◆ WORK TO COMPLETE
Return only the count of lines in which the word "JSON" appears.

◆ RECORDS TO PROCESS
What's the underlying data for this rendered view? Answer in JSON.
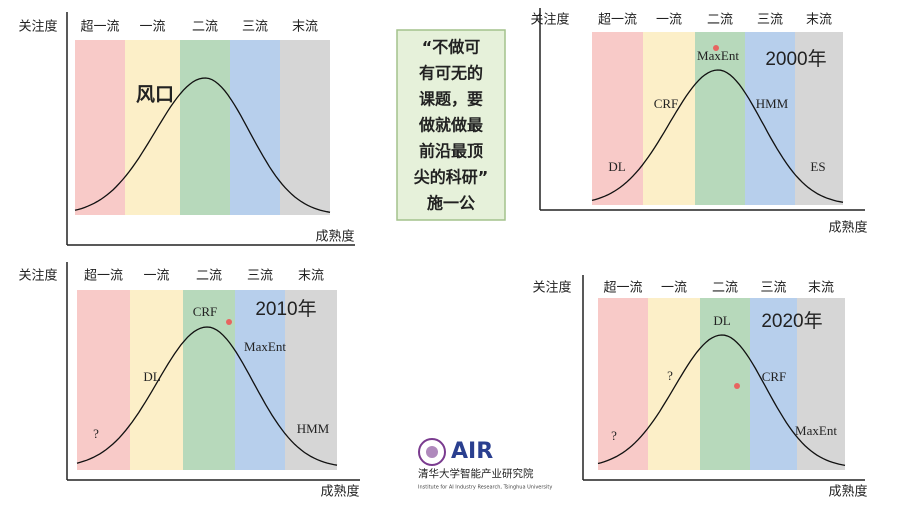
{
  "panels": [
    {
      "y_label": "关注度",
      "x_label": "成熟度",
      "bands": [
        "超一流",
        "一流",
        "二流",
        "三流",
        "末流"
      ],
      "labels": [
        "风口"
      ]
    },
    {
      "y_label": "关注度",
      "x_label": "成熟度",
      "bands": [
        "超一流",
        "一流",
        "二流",
        "三流",
        "末流"
      ],
      "year": "2000年",
      "labels": [
        "DL",
        "CRF",
        "MaxEnt",
        "HMM",
        "ES"
      ]
    },
    {
      "y_label": "关注度",
      "x_label": "成熟度",
      "bands": [
        "超一流",
        "一流",
        "二流",
        "三流",
        "末流"
      ],
      "year": "2010年",
      "labels": [
        "?",
        "DL",
        "CRF",
        "MaxEnt",
        "HMM"
      ]
    },
    {
      "y_label": "关注度",
      "x_label": "成熟度",
      "bands": [
        "超一流",
        "一流",
        "二流",
        "三流",
        "末流"
      ],
      "year": "2020年",
      "labels": [
        "?",
        "?",
        "DL",
        "CRF",
        "MaxEnt"
      ]
    }
  ],
  "quote": {
    "lines": [
      "“不做可",
      "有可无的",
      "课题，要",
      "做就做最",
      "前沿最顶",
      "尖的科研”"
    ],
    "author": "施一公"
  },
  "logo": {
    "name": "AIR",
    "chinese": "清华大学智能产业研究院",
    "english": "Institute for AI Industry Research, Tsinghua University"
  }
}
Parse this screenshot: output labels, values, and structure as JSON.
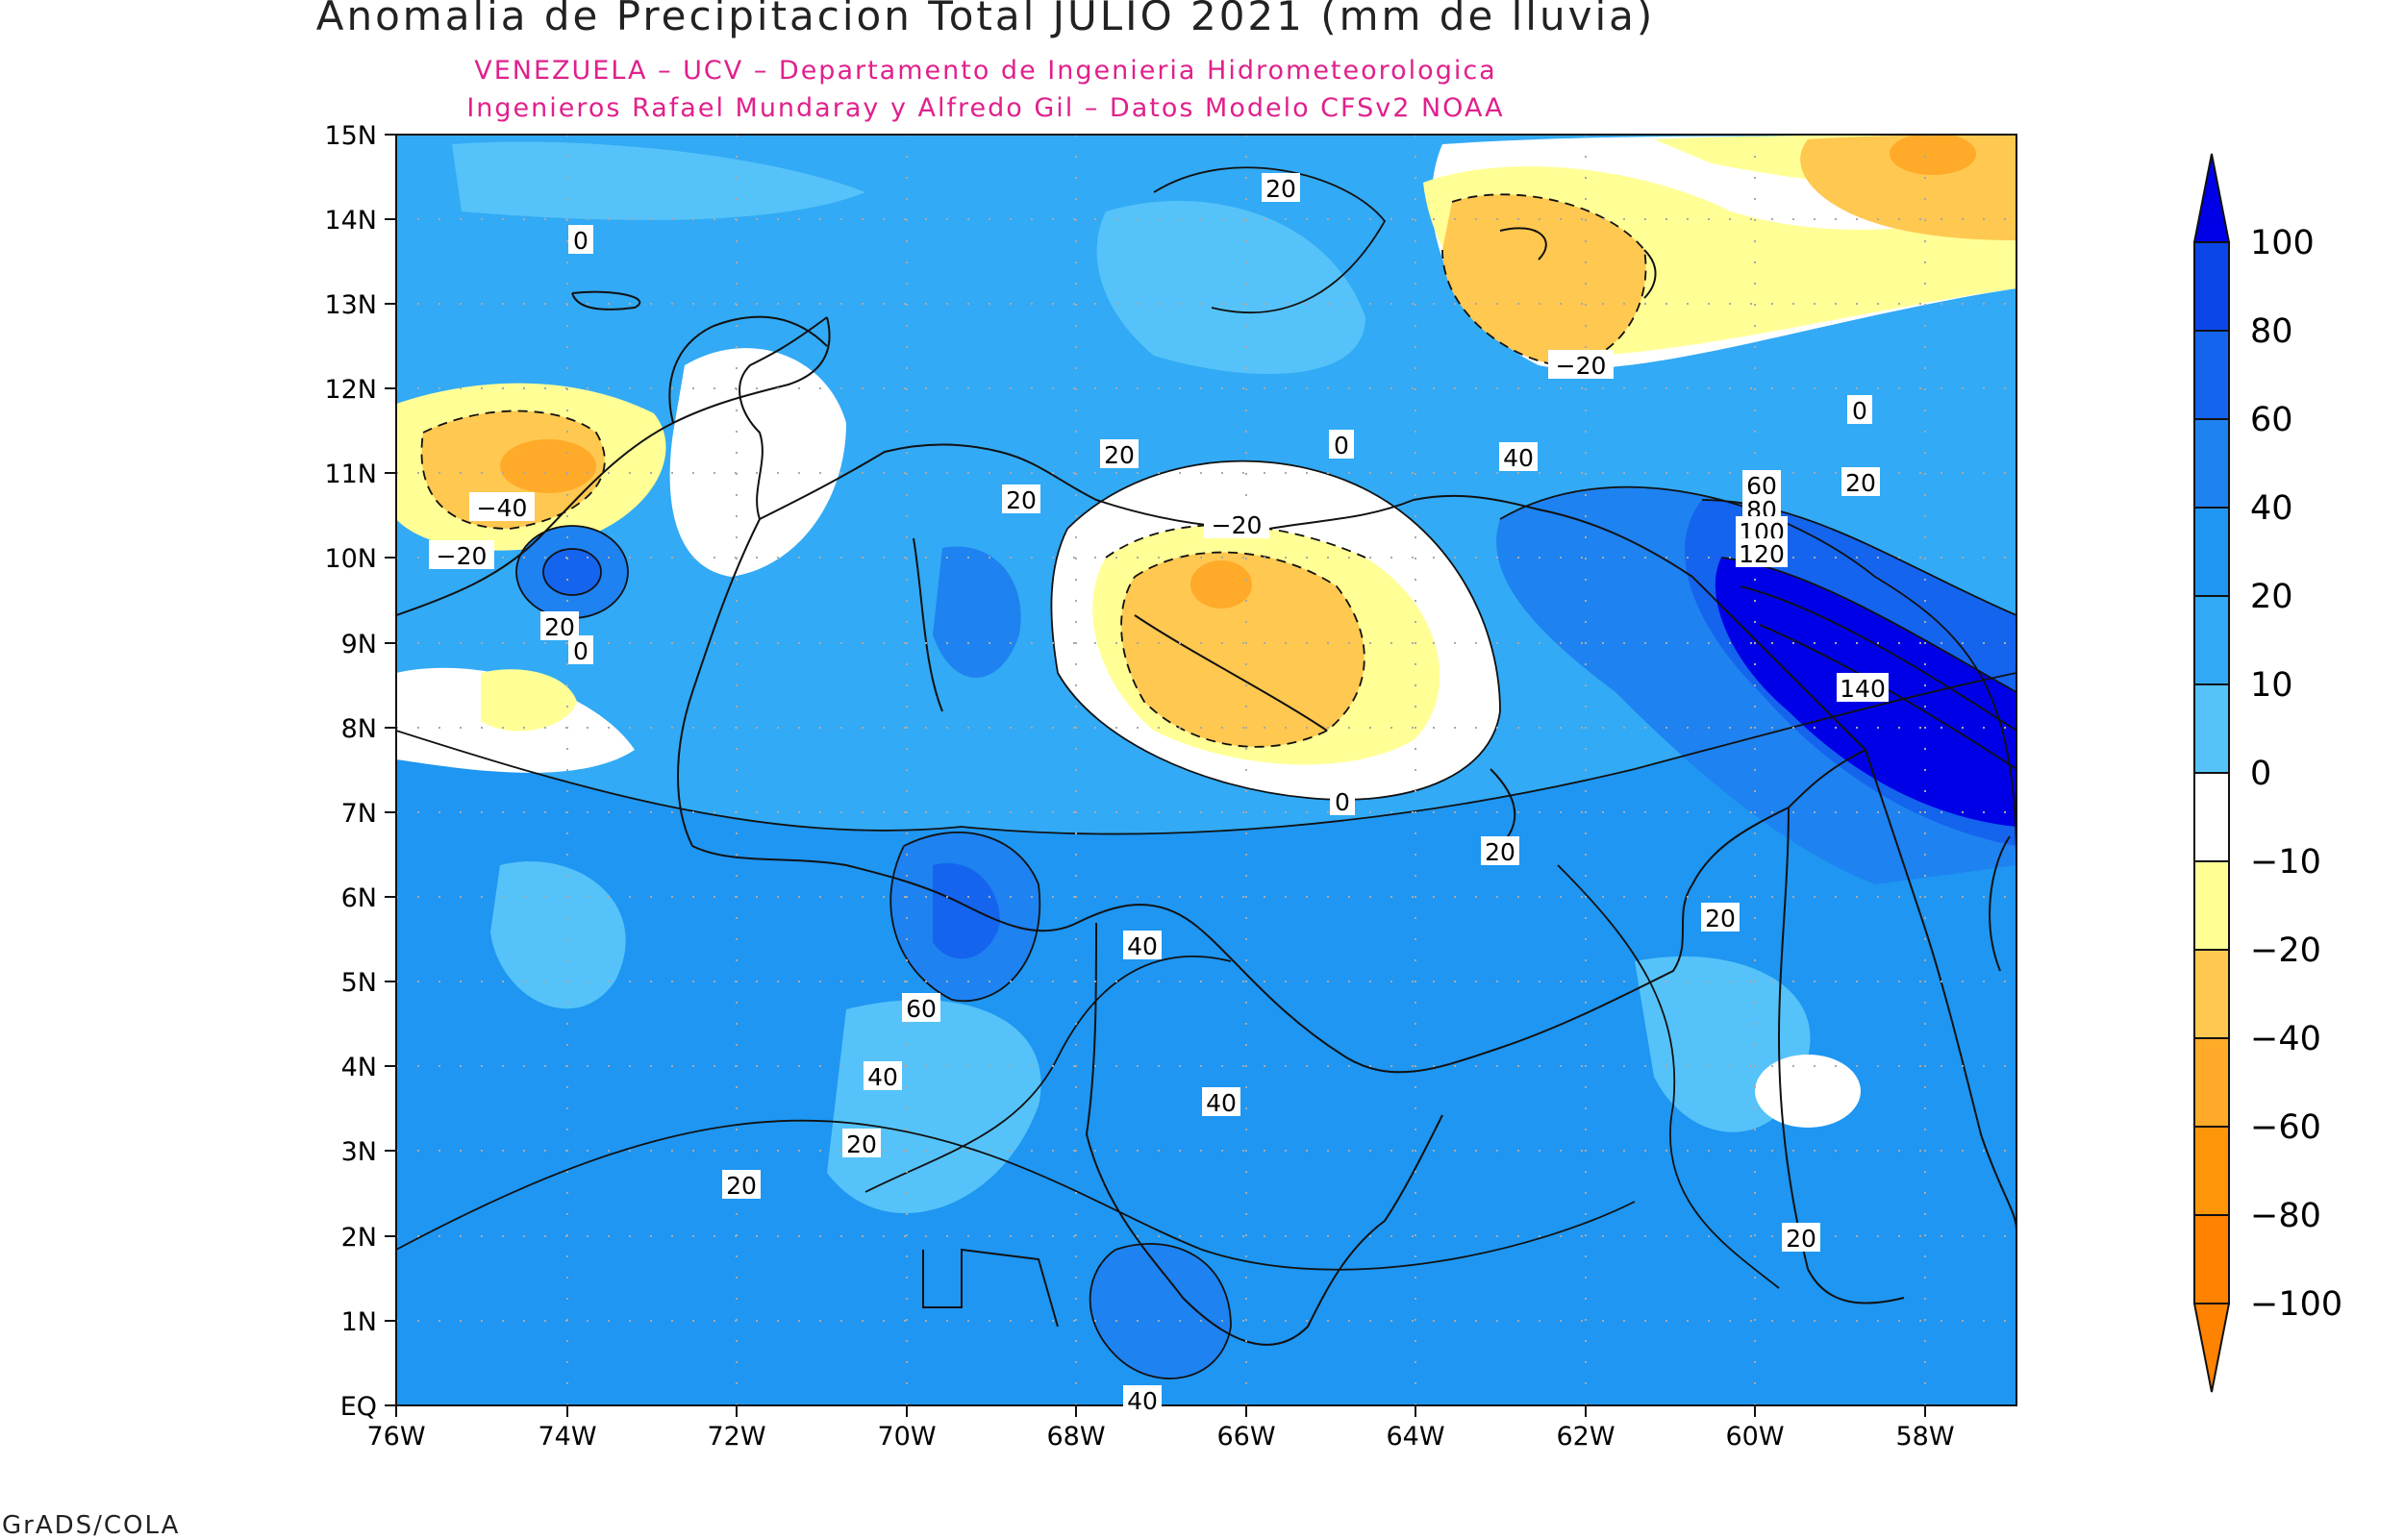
{
  "title": "Anomalia de Precipitacion Total JULIO 2021 (mm de lluvia)",
  "subtitle_line1": "VENEZUELA – UCV – Departamento de Ingenieria Hidrometeorologica",
  "subtitle_line2": "Ingenieros Rafael Mundaray y Alfredo Gil – Datos Modelo CFSv2 NOAA",
  "footer": "GrADS/COLA",
  "colors": {
    "subtitle": "#e0208c"
  },
  "map": {
    "lat_labels": [
      "15N",
      "14N",
      "13N",
      "12N",
      "11N",
      "10N",
      "9N",
      "8N",
      "7N",
      "6N",
      "5N",
      "4N",
      "3N",
      "2N",
      "1N",
      "EQ"
    ],
    "lon_labels": [
      "76W",
      "74W",
      "72W",
      "70W",
      "68W",
      "66W",
      "64W",
      "62W",
      "60W",
      "58W"
    ]
  },
  "colorbar": {
    "labels": [
      "100",
      "80",
      "60",
      "40",
      "20",
      "10",
      "0",
      "−10",
      "−20",
      "−40",
      "−60",
      "−80",
      "−100"
    ],
    "colors": [
      "#0000e6",
      "#0a46e8",
      "#1464ee",
      "#1e82f0",
      "#1e96f2",
      "#32aaf5",
      "#55c3f9",
      "#ffffff",
      "#ffff96",
      "#ffc850",
      "#ffaa28",
      "#ff960a",
      "#ff8200"
    ]
  },
  "contour_labels": [
    "20",
    "0",
    "0",
    "20",
    "−20",
    "0",
    "20",
    "40",
    "60",
    "80",
    "100",
    "120",
    "140",
    "20",
    "−40",
    "−20",
    "20",
    "0",
    "20",
    "−20",
    "0",
    "20",
    "20",
    "40",
    "60",
    "40",
    "20",
    "20",
    "40",
    "40",
    "20",
    "40",
    "20"
  ]
}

◆ EXERCISE SOLUTION
2